» What the exercise asks: Will you output the entries below exactly, skipping every image they contain?

» Data extract:

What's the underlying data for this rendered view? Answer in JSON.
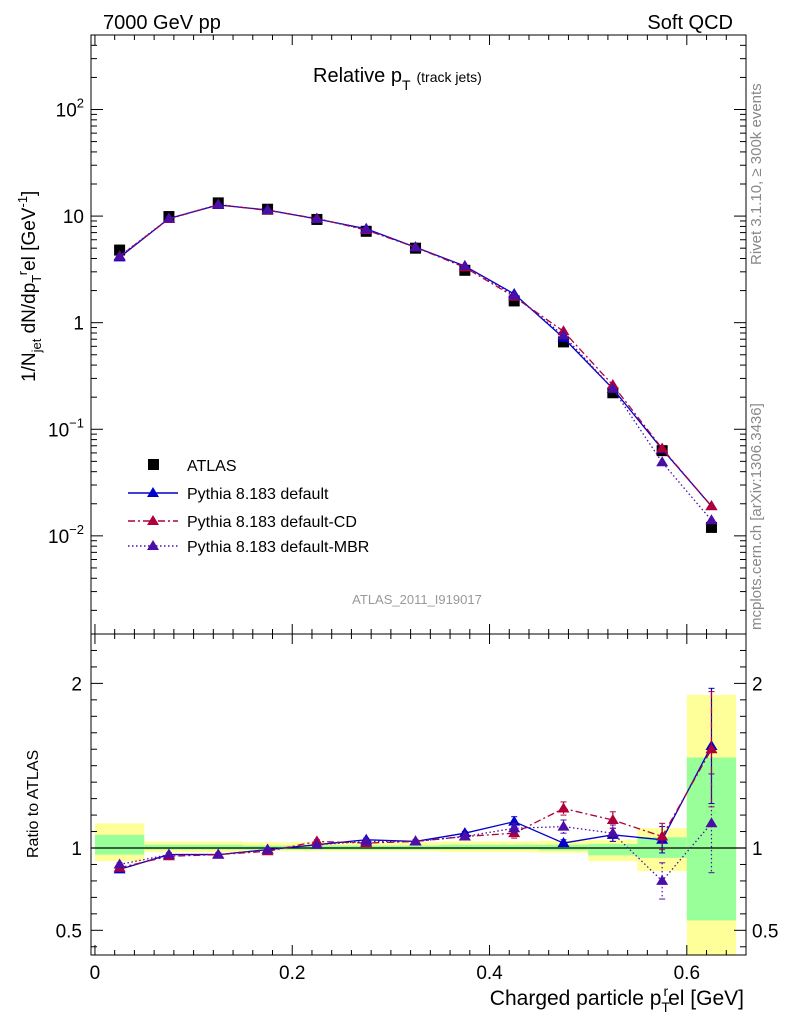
{
  "header": {
    "left": "7000 GeV pp",
    "right": "Soft QCD"
  },
  "side_labels": {
    "rivet": "Rivet 3.1.10, ≥ 300k events",
    "mcplots": "mcplots.cern.ch [arXiv:1306.3436]"
  },
  "analysis_id": "ATLAS_2011_I919017",
  "colors": {
    "atlas": "#000000",
    "default": "#0000cc",
    "cd": "#b0003a",
    "mbr": "#4b0fa8",
    "band_yellow": "#ffff99",
    "band_green": "#99ff99"
  },
  "chart_data": [
    {
      "type": "line",
      "title": "Relative p_T (track jets)",
      "title_main": "Relative p",
      "title_sub": "T",
      "title_note": "(track jets)",
      "ylabel": "1/N_jet dN/dp_T^rel [GeV^-1]",
      "yscale": "log",
      "ylim": [
        0.0012,
        500
      ],
      "xlim": [
        -0.004,
        0.66
      ],
      "ytick_labels": [
        {
          "value": 100,
          "base": "10",
          "exp": "2"
        },
        {
          "value": 10,
          "base": "10",
          "exp": ""
        },
        {
          "value": 1,
          "base": "1",
          "exp": ""
        },
        {
          "value": 0.1,
          "base": "10",
          "exp": "−1"
        },
        {
          "value": 0.01,
          "base": "10",
          "exp": "−2"
        }
      ],
      "x": [
        0.025,
        0.075,
        0.125,
        0.175,
        0.225,
        0.275,
        0.325,
        0.375,
        0.425,
        0.475,
        0.525,
        0.575,
        0.625
      ],
      "series": [
        {
          "name": "ATLAS",
          "marker": "square",
          "values": [
            4.8,
            9.9,
            13.3,
            11.6,
            9.3,
            7.2,
            5.0,
            3.1,
            1.6,
            0.66,
            0.22,
            0.063,
            0.012
          ]
        },
        {
          "name": "Pythia 8.183 default",
          "marker": "triangle",
          "dash": "solid",
          "values": [
            4.1,
            9.5,
            12.7,
            11.4,
            9.4,
            7.6,
            5.1,
            3.4,
            1.86,
            0.72,
            0.24,
            0.065,
            0.019
          ]
        },
        {
          "name": "Pythia 8.183 default-CD",
          "marker": "triangle",
          "dash": "dashdot",
          "values": [
            4.2,
            9.4,
            12.8,
            11.3,
            9.5,
            7.4,
            5.1,
            3.3,
            1.75,
            0.83,
            0.26,
            0.066,
            0.019
          ]
        },
        {
          "name": "Pythia 8.183 default-MBR",
          "marker": "triangle",
          "dash": "dotted",
          "values": [
            4.2,
            9.5,
            12.8,
            11.4,
            9.4,
            7.5,
            5.1,
            3.4,
            1.8,
            0.76,
            0.24,
            0.049,
            0.014
          ]
        }
      ]
    },
    {
      "type": "line",
      "title": "Ratio to ATLAS",
      "xlabel": "Charged particle p_T^rel [GeV]",
      "xlabel_main": "Charged particle p",
      "xlabel_sub": "T",
      "xlabel_sup": "r",
      "xlabel_tail": "el [GeV]",
      "ylabel": "Ratio to ATLAS",
      "ylim": [
        0.35,
        2.3
      ],
      "xlim": [
        -0.004,
        0.66
      ],
      "yticks": [
        0.5,
        1,
        2
      ],
      "ytick_labels": [
        "0.5",
        "1",
        "2"
      ],
      "xticks": [
        0,
        0.2,
        0.4,
        0.6
      ],
      "xtick_labels": [
        "0",
        "0.2",
        "0.4",
        "0.6"
      ],
      "x": [
        0.025,
        0.075,
        0.125,
        0.175,
        0.225,
        0.275,
        0.325,
        0.375,
        0.425,
        0.475,
        0.525,
        0.575,
        0.625
      ],
      "bin_edges": [
        0,
        0.05,
        0.1,
        0.15,
        0.2,
        0.25,
        0.3,
        0.35,
        0.4,
        0.45,
        0.5,
        0.55,
        0.6,
        0.65
      ],
      "band_yellow": [
        [
          0.92,
          1.15
        ],
        [
          0.975,
          1.04
        ],
        [
          0.975,
          1.04
        ],
        [
          0.98,
          1.035
        ],
        [
          0.98,
          1.035
        ],
        [
          0.98,
          1.035
        ],
        [
          0.98,
          1.035
        ],
        [
          0.975,
          1.04
        ],
        [
          0.975,
          1.04
        ],
        [
          0.97,
          1.045
        ],
        [
          0.92,
          1.05
        ],
        [
          0.86,
          1.12
        ],
        [
          0.35,
          1.93
        ]
      ],
      "band_green": [
        [
          0.96,
          1.08
        ],
        [
          0.99,
          1.02
        ],
        [
          0.99,
          1.02
        ],
        [
          0.99,
          1.015
        ],
        [
          0.99,
          1.015
        ],
        [
          0.99,
          1.015
        ],
        [
          0.99,
          1.015
        ],
        [
          0.99,
          1.02
        ],
        [
          0.99,
          1.02
        ],
        [
          0.985,
          1.02
        ],
        [
          0.955,
          1.025
        ],
        [
          0.94,
          1.065
        ],
        [
          0.56,
          1.55
        ]
      ],
      "series": [
        {
          "name": "Pythia 8.183 default",
          "values": [
            0.87,
            0.96,
            0.96,
            0.99,
            1.02,
            1.05,
            1.04,
            1.09,
            1.16,
            1.03,
            1.08,
            1.05,
            1.62
          ],
          "err": [
            0.01,
            0.01,
            0.01,
            0.01,
            0.01,
            0.01,
            0.01,
            0.01,
            0.03,
            0.02,
            0.04,
            0.08,
            0.35
          ]
        },
        {
          "name": "Pythia 8.183 default-CD",
          "values": [
            0.88,
            0.95,
            0.96,
            0.98,
            1.04,
            1.03,
            1.04,
            1.07,
            1.09,
            1.24,
            1.17,
            1.07,
            1.6
          ],
          "err": [
            0.01,
            0.01,
            0.01,
            0.01,
            0.01,
            0.01,
            0.01,
            0.01,
            0.03,
            0.04,
            0.05,
            0.08,
            0.35
          ]
        },
        {
          "name": "Pythia 8.183 default-MBR",
          "values": [
            0.9,
            0.96,
            0.96,
            0.99,
            1.02,
            1.04,
            1.04,
            1.07,
            1.12,
            1.13,
            1.09,
            0.8,
            1.15
          ],
          "err": [
            0.01,
            0.01,
            0.01,
            0.01,
            0.01,
            0.01,
            0.01,
            0.01,
            0.03,
            0.04,
            0.05,
            0.11,
            0.3
          ]
        }
      ]
    }
  ]
}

» Result for this task:
What's the underlying data for this rendered view? Answer in JSON.
{
  "header": {
    "left": "7000 GeV pp",
    "right": "Soft QCD"
  },
  "side_labels": {
    "rivet": "Rivet 3.1.10, ≥ 300k events",
    "mcplots": "mcplots.cern.ch [arXiv:1306.3436]"
  },
  "analysis_id": "ATLAS_2011_I919017",
  "colors": {
    "atlas": "#000000",
    "default": "#0000cc",
    "cd": "#b0003a",
    "mbr": "#4b0fa8",
    "band_yellow": "#ffff99",
    "band_green": "#99ff99"
  },
  "chart_data": [
    {
      "type": "line",
      "title": "Relative p_T (track jets)",
      "title_main": "Relative p",
      "title_sub": "T",
      "title_note": "(track jets)",
      "ylabel": "1/N_jet dN/dp_T^rel [GeV^-1]",
      "yscale": "log",
      "ylim": [
        0.0012,
        500
      ],
      "xlim": [
        -0.004,
        0.66
      ],
      "ytick_labels": [
        {
          "value": 100,
          "base": "10",
          "exp": "2"
        },
        {
          "value": 10,
          "base": "10",
          "exp": ""
        },
        {
          "value": 1,
          "base": "1",
          "exp": ""
        },
        {
          "value": 0.1,
          "base": "10",
          "exp": "−1"
        },
        {
          "value": 0.01,
          "base": "10",
          "exp": "−2"
        }
      ],
      "x": [
        0.025,
        0.075,
        0.125,
        0.175,
        0.225,
        0.275,
        0.325,
        0.375,
        0.425,
        0.475,
        0.525,
        0.575,
        0.625
      ],
      "series": [
        {
          "name": "ATLAS",
          "marker": "square",
          "values": [
            4.8,
            9.9,
            13.3,
            11.6,
            9.3,
            7.2,
            5.0,
            3.1,
            1.6,
            0.66,
            0.22,
            0.063,
            0.012
          ]
        },
        {
          "name": "Pythia 8.183 default",
          "marker": "triangle",
          "dash": "solid",
          "values": [
            4.1,
            9.5,
            12.7,
            11.4,
            9.4,
            7.6,
            5.1,
            3.4,
            1.86,
            0.72,
            0.24,
            0.065,
            0.019
          ]
        },
        {
          "name": "Pythia 8.183 default-CD",
          "marker": "triangle",
          "dash": "dashdot",
          "values": [
            4.2,
            9.4,
            12.8,
            11.3,
            9.5,
            7.4,
            5.1,
            3.3,
            1.75,
            0.83,
            0.26,
            0.066,
            0.019
          ]
        },
        {
          "name": "Pythia 8.183 default-MBR",
          "marker": "triangle",
          "dash": "dotted",
          "values": [
            4.2,
            9.5,
            12.8,
            11.4,
            9.4,
            7.5,
            5.1,
            3.4,
            1.8,
            0.76,
            0.24,
            0.049,
            0.014
          ]
        }
      ]
    },
    {
      "type": "line",
      "title": "Ratio to ATLAS",
      "xlabel": "Charged particle p_T^rel [GeV]",
      "xlabel_main": "Charged particle p",
      "xlabel_sub": "T",
      "xlabel_sup": "r",
      "xlabel_tail": "el [GeV]",
      "ylabel": "Ratio to ATLAS",
      "ylim": [
        0.35,
        2.3
      ],
      "xlim": [
        -0.004,
        0.66
      ],
      "yticks": [
        0.5,
        1,
        2
      ],
      "ytick_labels": [
        "0.5",
        "1",
        "2"
      ],
      "xticks": [
        0,
        0.2,
        0.4,
        0.6
      ],
      "xtick_labels": [
        "0",
        "0.2",
        "0.4",
        "0.6"
      ],
      "x": [
        0.025,
        0.075,
        0.125,
        0.175,
        0.225,
        0.275,
        0.325,
        0.375,
        0.425,
        0.475,
        0.525,
        0.575,
        0.625
      ],
      "bin_edges": [
        0,
        0.05,
        0.1,
        0.15,
        0.2,
        0.25,
        0.3,
        0.35,
        0.4,
        0.45,
        0.5,
        0.55,
        0.6,
        0.65
      ],
      "band_yellow": [
        [
          0.92,
          1.15
        ],
        [
          0.975,
          1.04
        ],
        [
          0.975,
          1.04
        ],
        [
          0.98,
          1.035
        ],
        [
          0.98,
          1.035
        ],
        [
          0.98,
          1.035
        ],
        [
          0.98,
          1.035
        ],
        [
          0.975,
          1.04
        ],
        [
          0.975,
          1.04
        ],
        [
          0.97,
          1.045
        ],
        [
          0.92,
          1.05
        ],
        [
          0.86,
          1.12
        ],
        [
          0.35,
          1.93
        ]
      ],
      "band_green": [
        [
          0.96,
          1.08
        ],
        [
          0.99,
          1.02
        ],
        [
          0.99,
          1.02
        ],
        [
          0.99,
          1.015
        ],
        [
          0.99,
          1.015
        ],
        [
          0.99,
          1.015
        ],
        [
          0.99,
          1.015
        ],
        [
          0.99,
          1.02
        ],
        [
          0.99,
          1.02
        ],
        [
          0.985,
          1.02
        ],
        [
          0.955,
          1.025
        ],
        [
          0.94,
          1.065
        ],
        [
          0.56,
          1.55
        ]
      ],
      "series": [
        {
          "name": "Pythia 8.183 default",
          "values": [
            0.87,
            0.96,
            0.96,
            0.99,
            1.02,
            1.05,
            1.04,
            1.09,
            1.16,
            1.03,
            1.08,
            1.05,
            1.62
          ],
          "err": [
            0.01,
            0.01,
            0.01,
            0.01,
            0.01,
            0.01,
            0.01,
            0.01,
            0.03,
            0.02,
            0.04,
            0.08,
            0.35
          ]
        },
        {
          "name": "Pythia 8.183 default-CD",
          "values": [
            0.88,
            0.95,
            0.96,
            0.98,
            1.04,
            1.03,
            1.04,
            1.07,
            1.09,
            1.24,
            1.17,
            1.07,
            1.6
          ],
          "err": [
            0.01,
            0.01,
            0.01,
            0.01,
            0.01,
            0.01,
            0.01,
            0.01,
            0.03,
            0.04,
            0.05,
            0.08,
            0.35
          ]
        },
        {
          "name": "Pythia 8.183 default-MBR",
          "values": [
            0.9,
            0.96,
            0.96,
            0.99,
            1.02,
            1.04,
            1.04,
            1.07,
            1.12,
            1.13,
            1.09,
            0.8,
            1.15
          ],
          "err": [
            0.01,
            0.01,
            0.01,
            0.01,
            0.01,
            0.01,
            0.01,
            0.01,
            0.03,
            0.04,
            0.05,
            0.11,
            0.3
          ]
        }
      ]
    }
  ]
}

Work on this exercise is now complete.